EXERCISE DETAILS:
Any picture in the material should be left out, while all other lines are copied exactly.

LISTED ENTRIES:
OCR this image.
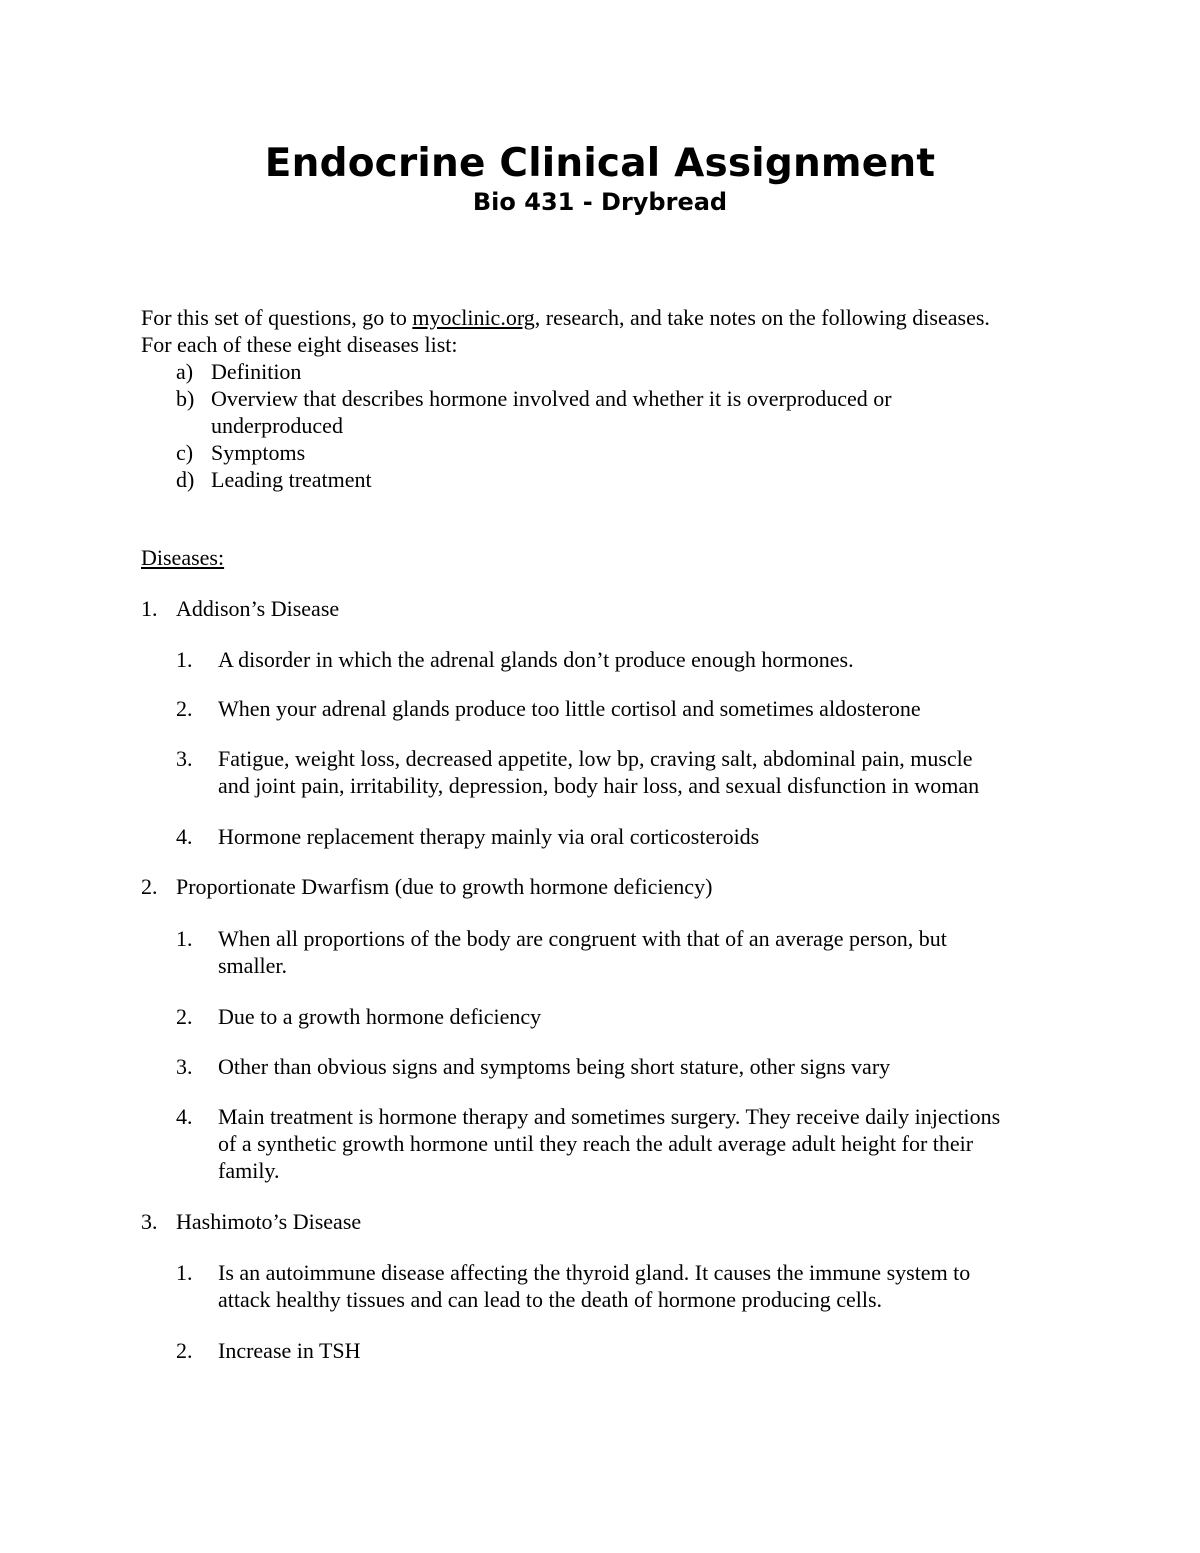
Endocrine Clinical Assignment
Bio 431 - Drybread
For this set of questions, go to myoclinic.org, research, and take notes on the following diseases.
For each of these eight diseases list:
a) Definition
b) Overview that describes hormone involved and whether it is overproduced or
underproduced
c) Symptoms
d) Leading treatment
Diseases:
1. Addison’s Disease
1. A disorder in which the adrenal glands don’t produce enough hormones.
2. When your adrenal glands produce too little cortisol and sometimes aldosterone
3. Fatigue, weight loss, decreased appetite, low bp, craving salt, abdominal pain, muscle
and joint pain, irritability, depression, body hair loss, and sexual disfunction in woman
4. Hormone replacement therapy mainly via oral corticosteroids
2. Proportionate Dwarfism (due to growth hormone deficiency)
1. When all proportions of the body are congruent with that of an average person, but
smaller.
2. Due to a growth hormone deficiency
3. Other than obvious signs and symptoms being short stature, other signs vary
4. Main treatment is hormone therapy and sometimes surgery. They receive daily injections
of a synthetic growth hormone until they reach the adult average adult height for their
family.
3. Hashimoto’s Disease
1. Is an autoimmune disease affecting the thyroid gland. It causes the immune system to
attack healthy tissues and can lead to the death of hormone producing cells.
2. Increase in TSH
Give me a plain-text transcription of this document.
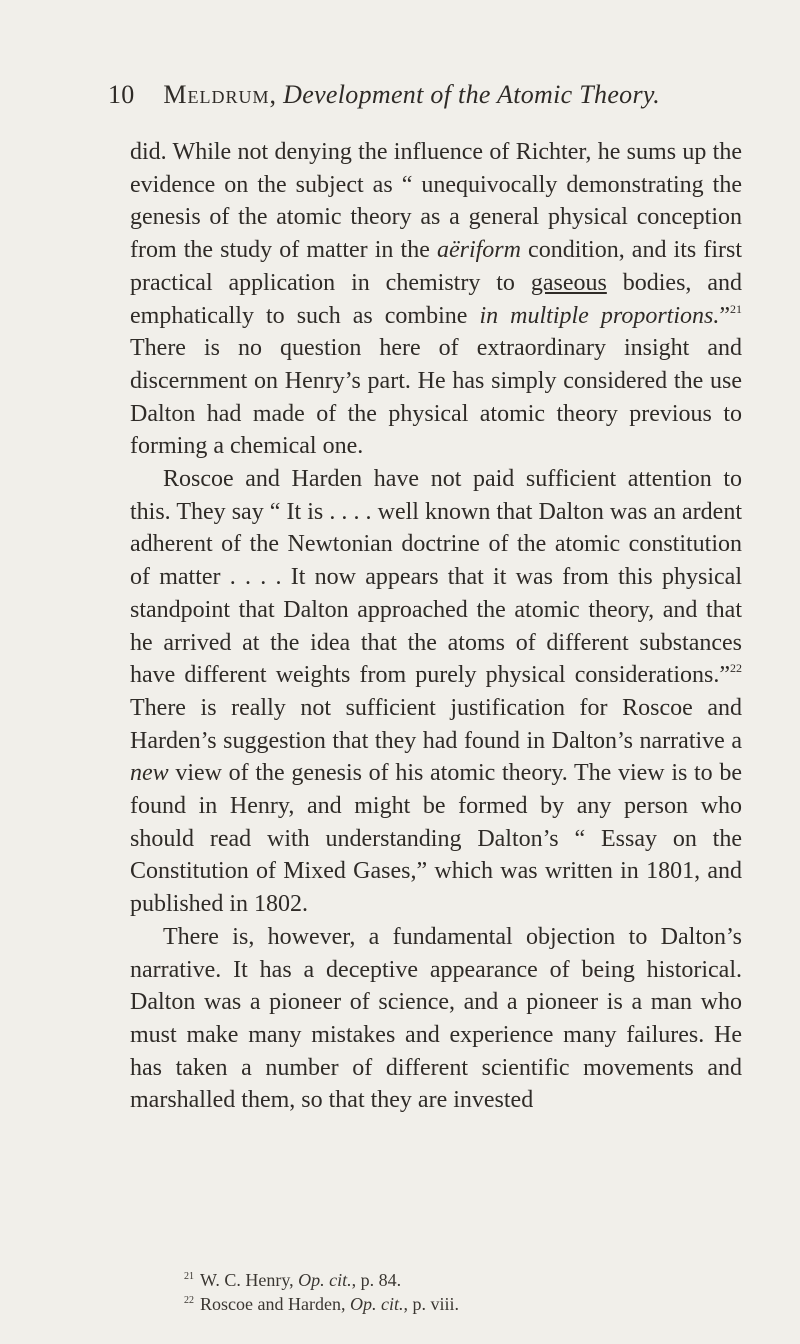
10 Meldrum, Development of the Atomic Theory.

did. While not denying the influence of Richter, he sums up the evidence on the subject as “ unequivocally demonstrating the genesis of the atomic theory as a general physical conception from the study of matter in the aëriform condition, and its first practical application in chemistry to gaseous bodies, and emphatically to such as combine in multiple proportions.”$^{21}$ There is no question here of extraordinary insight and discernment on Henry’s part. He has simply considered the use Dalton had made of the physical atomic theory previous to forming a chemical one.

Roscoe and Harden have not paid sufficient attention to this. They say “ It is . . . . well known that Dalton was an ardent adherent of the Newtonian doctrine of the atomic constitution of matter . . . . It now appears that it was from this physical standpoint that Dalton approached the atomic theory, and that he arrived at the idea that the atoms of different substances have different weights from purely physical considerations.”$^{22}$ There is really not sufficient justification for Roscoe and Harden’s suggestion that they had found in Dalton’s narrative a new view of the genesis of his atomic theory. The view is to be found in Henry, and might be formed by any person who should read with understanding Dalton’s “ Essay on the Constitution of Mixed Gases,” which was written in 1801, and published in 1802.

There is, however, a fundamental objection to Dalton’s narrative. It has a deceptive appearance of being historical. Dalton was a pioneer of science, and a pioneer is a man who must make many mistakes and experience many failures. He has taken a number of different scientific movements and marshalled them, so that they are invested

$^{21}$ W. C. Henry, Op. cit., p. 84.
$^{22}$ Roscoe and Harden, Op. cit., p. viii.
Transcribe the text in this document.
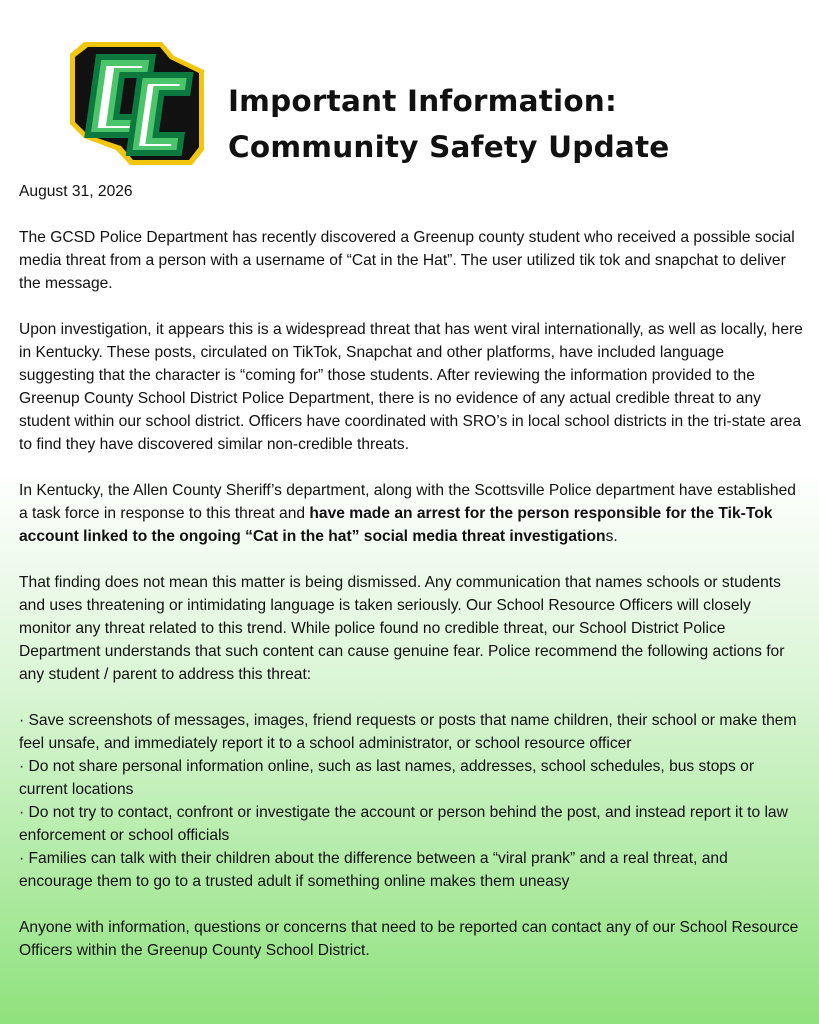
Important Information:
Community Safety Update

August 31, 2026

The GCSD Police Department has recently discovered a Greenup county student who received a possible social media threat from a person with a username of “Cat in the Hat”. The user utilized tik tok and snapchat to deliver the message.

Upon investigation, it appears this is a widespread threat that has went viral internationally, as well as locally, here in Kentucky. These posts, circulated on TikTok, Snapchat and other platforms, have included language suggesting that the character is “coming for” those students. After reviewing the information provided to the Greenup County School District Police Department, there is no evidence of any actual credible threat to any student within our school district. Officers have coordinated with SRO’s in local school districts in the tri-state area to find they have discovered similar non-credible threats.

In Kentucky, the Allen County Sheriff’s department, along with the Scottsville Police department have established a task force in response to this threat and have made an arrest for the person responsible for the Tik-Tok account linked to the ongoing “Cat in the hat” social media threat investigations.

That finding does not mean this matter is being dismissed. Any communication that names schools or students and uses threatening or intimidating language is taken seriously. Our School Resource Officers will closely monitor any threat related to this trend. While police found no credible threat, our School District Police Department understands that such content can cause genuine fear. Police recommend the following actions for any student / parent to address this threat:

· Save screenshots of messages, images, friend requests or posts that name children, their school or make them feel unsafe, and immediately report it to a school administrator, or school resource officer
· Do not share personal information online, such as last names, addresses, school schedules, bus stops or current locations
· Do not try to contact, confront or investigate the account or person behind the post, and instead report it to law enforcement or school officials
· Families can talk with their children about the difference between a “viral prank” and a real threat, and encourage them to go to a trusted adult if something online makes them uneasy

Anyone with information, questions or concerns that need to be reported can contact any of our School Resource Officers within the Greenup County School District.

RESULT:
OCR this image.
Endocrine Clinical Assignment
Bio 431 - Drybread
For this set of questions, go to myoclinic.org, research, and take notes on the following diseases.
For each of these eight diseases list:
a) Definition
b) Overview that describes hormone involved and whether it is overproduced or
underproduced
c) Symptoms
d) Leading treatment
Diseases:
1. Addison’s Disease
1. A disorder in which the adrenal glands don’t produce enough hormones.
2. When your adrenal glands produce too little cortisol and sometimes aldosterone
3. Fatigue, weight loss, decreased appetite, low bp, craving salt, abdominal pain, muscle
and joint pain, irritability, depression, body hair loss, and sexual disfunction in woman
4. Hormone replacement therapy mainly via oral corticosteroids
2. Proportionate Dwarfism (due to growth hormone deficiency)
1. When all proportions of the body are congruent with that of an average person, but
smaller.
2. Due to a growth hormone deficiency
3. Other than obvious signs and symptoms being short stature, other signs vary
4. Main treatment is hormone therapy and sometimes surgery. They receive daily injections
of a synthetic growth hormone until they reach the adult average adult height for their
family.
3. Hashimoto’s Disease
1. Is an autoimmune disease affecting the thyroid gland. It causes the immune system to
attack healthy tissues and can lead to the death of hormone producing cells.
2. Increase in TSH
Give me a plain-text transcription of this document.
10 Meldrum, Development of the Atomic Theory.

did. While not denying the influence of Richter, he sums up the evidence on the subject as “ unequivocally demonstrating the genesis of the atomic theory as a general physical conception from the study of matter in the aëriform condition, and its first practical application in chemistry to gaseous bodies, and emphatically to such as combine in multiple proportions.”$^{21}$ There is no question here of extraordinary insight and discernment on Henry’s part. He has simply considered the use Dalton had made of the physical atomic theory previous to forming a chemical one.

Roscoe and Harden have not paid sufficient attention to this. They say “ It is . . . . well known that Dalton was an ardent adherent of the Newtonian doctrine of the atomic constitution of matter . . . . It now appears that it was from this physical standpoint that Dalton approached the atomic theory, and that he arrived at the idea that the atoms of different substances have different weights from purely physical considerations.”$^{22}$ There is really not sufficient justification for Roscoe and Harden’s suggestion that they had found in Dalton’s narrative a new view of the genesis of his atomic theory. The view is to be found in Henry, and might be formed by any person who should read with understanding Dalton’s “ Essay on the Constitution of Mixed Gases,” which was written in 1801, and published in 1802.

There is, however, a fundamental objection to Dalton’s narrative. It has a deceptive appearance of being historical. Dalton was a pioneer of science, and a pioneer is a man who must make many mistakes and experience many failures. He has taken a number of different scientific movements and marshalled them, so that they are invested

$^{21}$ W. C. Henry, Op. cit., p. 84.
$^{22}$ Roscoe and Harden, Op. cit., p. viii.
Transcribe the text in this document.
Important Information:
Community Safety Update

August 31, 2026

The GCSD Police Department has recently discovered a Greenup county student who received a possible social media threat from a person with a username of “Cat in the Hat”. The user utilized tik tok and snapchat to deliver the message.

Upon investigation, it appears this is a widespread threat that has went viral internationally, as well as locally, here in Kentucky. These posts, circulated on TikTok, Snapchat and other platforms, have included language suggesting that the character is “coming for” those students. After reviewing the information provided to the Greenup County School District Police Department, there is no evidence of any actual credible threat to any student within our school district. Officers have coordinated with SRO’s in local school districts in the tri-state area to find they have discovered similar non-credible threats.

In Kentucky, the Allen County Sheriff’s department, along with the Scottsville Police department have established a task force in response to this threat and have made an arrest for the person responsible for the Tik-Tok account linked to the ongoing “Cat in the hat” social media threat investigations.

That finding does not mean this matter is being dismissed. Any communication that names schools or students and uses threatening or intimidating language is taken seriously. Our School Resource Officers will closely monitor any threat related to this trend. While police found no credible threat, our School District Police Department understands that such content can cause genuine fear. Police recommend the following actions for any student / parent to address this threat:

· Save screenshots of messages, images, friend requests or posts that name children, their school or make them feel unsafe, and immediately report it to a school administrator, or school resource officer
· Do not share personal information online, such as last names, addresses, school schedules, bus stops or current locations
· Do not try to contact, confront or investigate the account or person behind the post, and instead report it to law enforcement or school officials
· Families can talk with their children about the difference between a “viral prank” and a real threat, and encourage them to go to a trusted adult if something online makes them uneasy

Anyone with information, questions or concerns that need to be reported can contact any of our School Resource Officers within the Greenup County School District.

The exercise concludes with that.